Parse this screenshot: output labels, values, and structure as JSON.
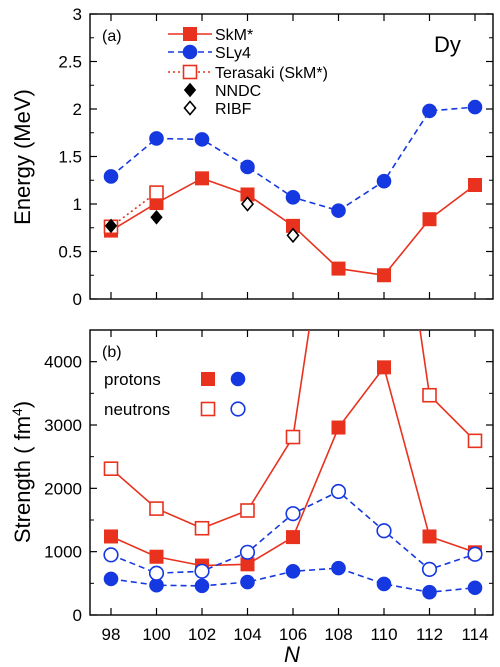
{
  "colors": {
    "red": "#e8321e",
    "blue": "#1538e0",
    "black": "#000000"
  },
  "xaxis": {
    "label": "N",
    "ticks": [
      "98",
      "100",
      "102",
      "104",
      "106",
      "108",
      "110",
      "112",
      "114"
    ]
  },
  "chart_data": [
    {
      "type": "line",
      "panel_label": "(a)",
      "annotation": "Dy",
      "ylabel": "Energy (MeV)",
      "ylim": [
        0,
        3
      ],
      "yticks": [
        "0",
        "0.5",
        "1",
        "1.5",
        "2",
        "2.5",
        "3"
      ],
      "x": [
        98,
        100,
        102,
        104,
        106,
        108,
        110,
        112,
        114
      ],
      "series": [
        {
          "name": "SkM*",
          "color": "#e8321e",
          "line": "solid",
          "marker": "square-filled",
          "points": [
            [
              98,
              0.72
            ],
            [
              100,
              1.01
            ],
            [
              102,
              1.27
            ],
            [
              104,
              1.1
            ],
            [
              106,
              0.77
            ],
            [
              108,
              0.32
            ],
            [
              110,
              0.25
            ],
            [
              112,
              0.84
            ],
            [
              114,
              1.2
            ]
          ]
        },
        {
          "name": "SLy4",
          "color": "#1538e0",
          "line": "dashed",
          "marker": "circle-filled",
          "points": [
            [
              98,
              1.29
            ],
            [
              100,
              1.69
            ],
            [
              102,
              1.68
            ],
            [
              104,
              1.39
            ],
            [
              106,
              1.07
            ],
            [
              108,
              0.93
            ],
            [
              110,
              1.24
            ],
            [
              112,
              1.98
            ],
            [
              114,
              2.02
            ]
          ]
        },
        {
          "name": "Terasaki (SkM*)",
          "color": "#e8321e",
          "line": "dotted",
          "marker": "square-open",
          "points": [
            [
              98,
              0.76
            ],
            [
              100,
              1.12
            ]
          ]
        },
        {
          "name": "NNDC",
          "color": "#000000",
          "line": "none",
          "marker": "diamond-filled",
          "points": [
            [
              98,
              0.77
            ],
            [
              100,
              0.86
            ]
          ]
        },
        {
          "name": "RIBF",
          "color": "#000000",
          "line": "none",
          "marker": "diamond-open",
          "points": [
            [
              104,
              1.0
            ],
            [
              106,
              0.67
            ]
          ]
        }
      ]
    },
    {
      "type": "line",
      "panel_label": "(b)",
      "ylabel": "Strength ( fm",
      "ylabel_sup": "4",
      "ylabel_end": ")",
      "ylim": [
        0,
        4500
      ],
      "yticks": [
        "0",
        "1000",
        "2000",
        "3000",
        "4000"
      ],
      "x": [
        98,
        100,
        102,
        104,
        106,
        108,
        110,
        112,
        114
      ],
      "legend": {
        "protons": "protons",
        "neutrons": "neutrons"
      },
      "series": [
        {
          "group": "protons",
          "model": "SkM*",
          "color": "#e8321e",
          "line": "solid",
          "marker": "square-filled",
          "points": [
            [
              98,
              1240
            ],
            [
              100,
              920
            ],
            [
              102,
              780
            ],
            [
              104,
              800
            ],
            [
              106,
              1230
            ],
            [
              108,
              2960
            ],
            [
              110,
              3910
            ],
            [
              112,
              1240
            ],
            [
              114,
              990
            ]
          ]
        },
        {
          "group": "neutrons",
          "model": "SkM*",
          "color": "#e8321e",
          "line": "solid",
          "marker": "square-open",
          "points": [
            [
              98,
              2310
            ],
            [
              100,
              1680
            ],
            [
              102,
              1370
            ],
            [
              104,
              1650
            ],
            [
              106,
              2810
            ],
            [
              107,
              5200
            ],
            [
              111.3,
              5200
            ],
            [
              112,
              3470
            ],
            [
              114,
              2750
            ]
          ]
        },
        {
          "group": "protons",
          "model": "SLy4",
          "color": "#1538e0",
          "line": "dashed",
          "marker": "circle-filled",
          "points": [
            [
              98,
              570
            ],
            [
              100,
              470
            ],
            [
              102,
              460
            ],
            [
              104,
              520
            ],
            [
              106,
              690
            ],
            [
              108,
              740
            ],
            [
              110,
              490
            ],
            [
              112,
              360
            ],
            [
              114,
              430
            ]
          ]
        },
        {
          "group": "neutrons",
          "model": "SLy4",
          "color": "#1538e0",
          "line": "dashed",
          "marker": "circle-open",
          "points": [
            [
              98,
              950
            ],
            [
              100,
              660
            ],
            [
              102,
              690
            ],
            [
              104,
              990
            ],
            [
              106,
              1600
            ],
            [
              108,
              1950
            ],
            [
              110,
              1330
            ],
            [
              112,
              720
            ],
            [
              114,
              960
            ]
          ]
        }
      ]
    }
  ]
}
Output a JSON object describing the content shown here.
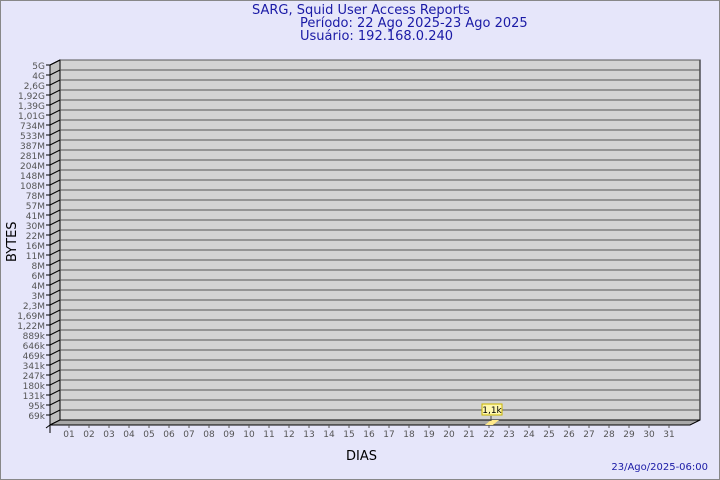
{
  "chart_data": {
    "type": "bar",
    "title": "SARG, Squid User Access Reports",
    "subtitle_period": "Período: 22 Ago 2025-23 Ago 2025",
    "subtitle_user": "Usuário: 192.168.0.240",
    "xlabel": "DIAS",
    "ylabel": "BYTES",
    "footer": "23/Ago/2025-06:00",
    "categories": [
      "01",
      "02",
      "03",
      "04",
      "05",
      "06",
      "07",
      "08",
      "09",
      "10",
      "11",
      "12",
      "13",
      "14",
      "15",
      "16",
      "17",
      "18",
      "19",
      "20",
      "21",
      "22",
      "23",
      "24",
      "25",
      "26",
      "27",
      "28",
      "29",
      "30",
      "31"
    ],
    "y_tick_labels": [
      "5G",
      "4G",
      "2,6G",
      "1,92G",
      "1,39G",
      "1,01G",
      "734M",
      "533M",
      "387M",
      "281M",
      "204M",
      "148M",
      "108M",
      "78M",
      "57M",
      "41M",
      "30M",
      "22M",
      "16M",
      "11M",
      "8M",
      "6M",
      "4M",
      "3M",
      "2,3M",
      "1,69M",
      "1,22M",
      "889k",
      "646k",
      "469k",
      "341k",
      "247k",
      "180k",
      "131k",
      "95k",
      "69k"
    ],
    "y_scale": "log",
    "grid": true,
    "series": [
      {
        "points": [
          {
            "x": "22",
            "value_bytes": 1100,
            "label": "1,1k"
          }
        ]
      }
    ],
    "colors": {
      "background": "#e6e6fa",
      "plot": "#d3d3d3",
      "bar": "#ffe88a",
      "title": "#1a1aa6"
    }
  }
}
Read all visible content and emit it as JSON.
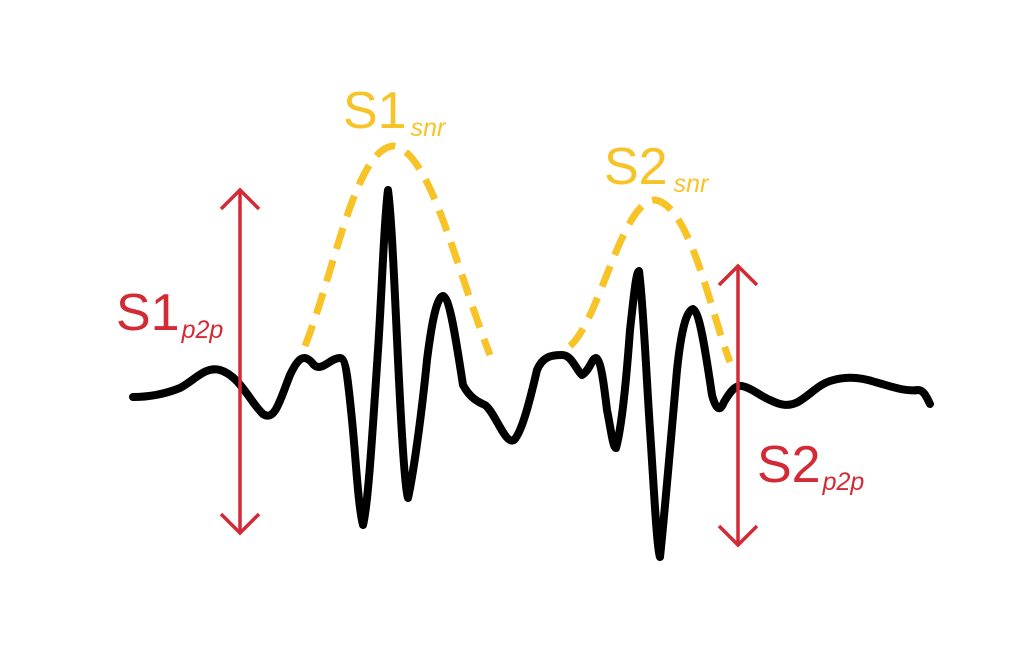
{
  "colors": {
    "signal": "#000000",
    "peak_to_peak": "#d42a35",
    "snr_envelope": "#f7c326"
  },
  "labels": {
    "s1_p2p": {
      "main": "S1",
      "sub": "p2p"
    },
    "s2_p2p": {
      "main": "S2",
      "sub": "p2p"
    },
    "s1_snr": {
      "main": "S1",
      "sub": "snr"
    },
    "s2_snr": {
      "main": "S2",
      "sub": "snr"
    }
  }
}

> _WRITTEN REQUEST_: Quote the listing above in full, except for the pictures.

> _EXERCISE RESPONSE_:
Parse this screenshot: output labels, values, and structure as JSON.
{
  "colors": {
    "red": "#e8321e",
    "blue": "#1538e0",
    "black": "#000000"
  },
  "xaxis": {
    "label": "N",
    "ticks": [
      "98",
      "100",
      "102",
      "104",
      "106",
      "108",
      "110",
      "112",
      "114"
    ]
  },
  "chart_data": [
    {
      "type": "line",
      "panel_label": "(a)",
      "annotation": "Dy",
      "ylabel": "Energy (MeV)",
      "ylim": [
        0,
        3
      ],
      "yticks": [
        "0",
        "0.5",
        "1",
        "1.5",
        "2",
        "2.5",
        "3"
      ],
      "x": [
        98,
        100,
        102,
        104,
        106,
        108,
        110,
        112,
        114
      ],
      "series": [
        {
          "name": "SkM*",
          "color": "#e8321e",
          "line": "solid",
          "marker": "square-filled",
          "points": [
            [
              98,
              0.72
            ],
            [
              100,
              1.01
            ],
            [
              102,
              1.27
            ],
            [
              104,
              1.1
            ],
            [
              106,
              0.77
            ],
            [
              108,
              0.32
            ],
            [
              110,
              0.25
            ],
            [
              112,
              0.84
            ],
            [
              114,
              1.2
            ]
          ]
        },
        {
          "name": "SLy4",
          "color": "#1538e0",
          "line": "dashed",
          "marker": "circle-filled",
          "points": [
            [
              98,
              1.29
            ],
            [
              100,
              1.69
            ],
            [
              102,
              1.68
            ],
            [
              104,
              1.39
            ],
            [
              106,
              1.07
            ],
            [
              108,
              0.93
            ],
            [
              110,
              1.24
            ],
            [
              112,
              1.98
            ],
            [
              114,
              2.02
            ]
          ]
        },
        {
          "name": "Terasaki (SkM*)",
          "color": "#e8321e",
          "line": "dotted",
          "marker": "square-open",
          "points": [
            [
              98,
              0.76
            ],
            [
              100,
              1.12
            ]
          ]
        },
        {
          "name": "NNDC",
          "color": "#000000",
          "line": "none",
          "marker": "diamond-filled",
          "points": [
            [
              98,
              0.77
            ],
            [
              100,
              0.86
            ]
          ]
        },
        {
          "name": "RIBF",
          "color": "#000000",
          "line": "none",
          "marker": "diamond-open",
          "points": [
            [
              104,
              1.0
            ],
            [
              106,
              0.67
            ]
          ]
        }
      ]
    },
    {
      "type": "line",
      "panel_label": "(b)",
      "ylabel": "Strength ( fm",
      "ylabel_sup": "4",
      "ylabel_end": ")",
      "ylim": [
        0,
        4500
      ],
      "yticks": [
        "0",
        "1000",
        "2000",
        "3000",
        "4000"
      ],
      "x": [
        98,
        100,
        102,
        104,
        106,
        108,
        110,
        112,
        114
      ],
      "legend": {
        "protons": "protons",
        "neutrons": "neutrons"
      },
      "series": [
        {
          "group": "protons",
          "model": "SkM*",
          "color": "#e8321e",
          "line": "solid",
          "marker": "square-filled",
          "points": [
            [
              98,
              1240
            ],
            [
              100,
              920
            ],
            [
              102,
              780
            ],
            [
              104,
              800
            ],
            [
              106,
              1230
            ],
            [
              108,
              2960
            ],
            [
              110,
              3910
            ],
            [
              112,
              1240
            ],
            [
              114,
              990
            ]
          ]
        },
        {
          "group": "neutrons",
          "model": "SkM*",
          "color": "#e8321e",
          "line": "solid",
          "marker": "square-open",
          "points": [
            [
              98,
              2310
            ],
            [
              100,
              1680
            ],
            [
              102,
              1370
            ],
            [
              104,
              1650
            ],
            [
              106,
              2810
            ],
            [
              107,
              5200
            ],
            [
              111.3,
              5200
            ],
            [
              112,
              3470
            ],
            [
              114,
              2750
            ]
          ]
        },
        {
          "group": "protons",
          "model": "SLy4",
          "color": "#1538e0",
          "line": "dashed",
          "marker": "circle-filled",
          "points": [
            [
              98,
              570
            ],
            [
              100,
              470
            ],
            [
              102,
              460
            ],
            [
              104,
              520
            ],
            [
              106,
              690
            ],
            [
              108,
              740
            ],
            [
              110,
              490
            ],
            [
              112,
              360
            ],
            [
              114,
              430
            ]
          ]
        },
        {
          "group": "neutrons",
          "model": "SLy4",
          "color": "#1538e0",
          "line": "dashed",
          "marker": "circle-open",
          "points": [
            [
              98,
              950
            ],
            [
              100,
              660
            ],
            [
              102,
              690
            ],
            [
              104,
              990
            ],
            [
              106,
              1600
            ],
            [
              108,
              1950
            ],
            [
              110,
              1330
            ],
            [
              112,
              720
            ],
            [
              114,
              960
            ]
          ]
        }
      ]
    }
  ]
}
Output a JSON object describing the content shown here.
{
  "chart_data": {
    "type": "bar",
    "title": "SARG, Squid User Access Reports",
    "subtitle_period": "Período: 22 Ago 2025-23 Ago 2025",
    "subtitle_user": "Usuário: 192.168.0.240",
    "xlabel": "DIAS",
    "ylabel": "BYTES",
    "footer": "23/Ago/2025-06:00",
    "categories": [
      "01",
      "02",
      "03",
      "04",
      "05",
      "06",
      "07",
      "08",
      "09",
      "10",
      "11",
      "12",
      "13",
      "14",
      "15",
      "16",
      "17",
      "18",
      "19",
      "20",
      "21",
      "22",
      "23",
      "24",
      "25",
      "26",
      "27",
      "28",
      "29",
      "30",
      "31"
    ],
    "y_tick_labels": [
      "5G",
      "4G",
      "2,6G",
      "1,92G",
      "1,39G",
      "1,01G",
      "734M",
      "533M",
      "387M",
      "281M",
      "204M",
      "148M",
      "108M",
      "78M",
      "57M",
      "41M",
      "30M",
      "22M",
      "16M",
      "11M",
      "8M",
      "6M",
      "4M",
      "3M",
      "2,3M",
      "1,69M",
      "1,22M",
      "889k",
      "646k",
      "469k",
      "341k",
      "247k",
      "180k",
      "131k",
      "95k",
      "69k"
    ],
    "y_scale": "log",
    "grid": true,
    "series": [
      {
        "points": [
          {
            "x": "22",
            "value_bytes": 1100,
            "label": "1,1k"
          }
        ]
      }
    ],
    "colors": {
      "background": "#e6e6fa",
      "plot": "#d3d3d3",
      "bar": "#ffe88a",
      "title": "#1a1aa6"
    }
  }
}
Read all visible content and emit it as JSON.
{
  "colors": {
    "signal": "#000000",
    "peak_to_peak": "#d42a35",
    "snr_envelope": "#f7c326"
  },
  "labels": {
    "s1_p2p": {
      "main": "S1",
      "sub": "p2p"
    },
    "s2_p2p": {
      "main": "S2",
      "sub": "p2p"
    },
    "s1_snr": {
      "main": "S1",
      "sub": "snr"
    },
    "s2_snr": {
      "main": "S2",
      "sub": "snr"
    }
  }
}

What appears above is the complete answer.